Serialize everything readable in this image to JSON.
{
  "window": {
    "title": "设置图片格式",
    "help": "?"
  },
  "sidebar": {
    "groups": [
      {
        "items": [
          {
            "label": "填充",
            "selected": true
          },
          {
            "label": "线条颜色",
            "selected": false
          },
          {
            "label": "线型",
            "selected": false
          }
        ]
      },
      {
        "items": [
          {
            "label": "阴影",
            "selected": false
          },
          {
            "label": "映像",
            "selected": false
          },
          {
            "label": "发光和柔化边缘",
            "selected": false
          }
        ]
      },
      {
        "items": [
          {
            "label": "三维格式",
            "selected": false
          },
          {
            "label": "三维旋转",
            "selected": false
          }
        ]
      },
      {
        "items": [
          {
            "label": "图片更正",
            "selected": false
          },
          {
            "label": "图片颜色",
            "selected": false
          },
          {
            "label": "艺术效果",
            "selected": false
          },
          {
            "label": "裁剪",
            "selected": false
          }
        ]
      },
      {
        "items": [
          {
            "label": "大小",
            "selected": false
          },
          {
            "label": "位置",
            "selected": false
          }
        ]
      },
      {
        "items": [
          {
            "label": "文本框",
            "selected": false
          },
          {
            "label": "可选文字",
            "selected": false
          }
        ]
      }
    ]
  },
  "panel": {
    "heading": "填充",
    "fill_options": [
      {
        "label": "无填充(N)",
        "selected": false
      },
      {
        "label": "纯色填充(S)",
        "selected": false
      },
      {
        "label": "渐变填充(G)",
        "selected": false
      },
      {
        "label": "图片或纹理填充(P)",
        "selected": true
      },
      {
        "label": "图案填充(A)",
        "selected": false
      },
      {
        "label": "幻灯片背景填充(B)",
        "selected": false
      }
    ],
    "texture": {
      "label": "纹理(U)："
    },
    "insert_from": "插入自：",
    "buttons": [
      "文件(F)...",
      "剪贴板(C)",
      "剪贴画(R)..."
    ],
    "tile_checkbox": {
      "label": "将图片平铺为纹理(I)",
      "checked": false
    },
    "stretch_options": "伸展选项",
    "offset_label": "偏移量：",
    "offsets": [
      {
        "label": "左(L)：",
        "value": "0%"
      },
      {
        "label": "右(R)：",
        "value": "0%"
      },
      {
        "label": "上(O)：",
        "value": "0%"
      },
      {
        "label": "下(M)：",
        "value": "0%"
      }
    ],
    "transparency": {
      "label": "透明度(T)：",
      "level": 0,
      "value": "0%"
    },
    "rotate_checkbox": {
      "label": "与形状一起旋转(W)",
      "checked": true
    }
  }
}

◆ ◆ ◆

## DIRECTIONS FOR THIS TASK
From the entries above, extract each line containing "true".

## THE OUTPUT
            "selected": true
        "selected": true
      "checked": true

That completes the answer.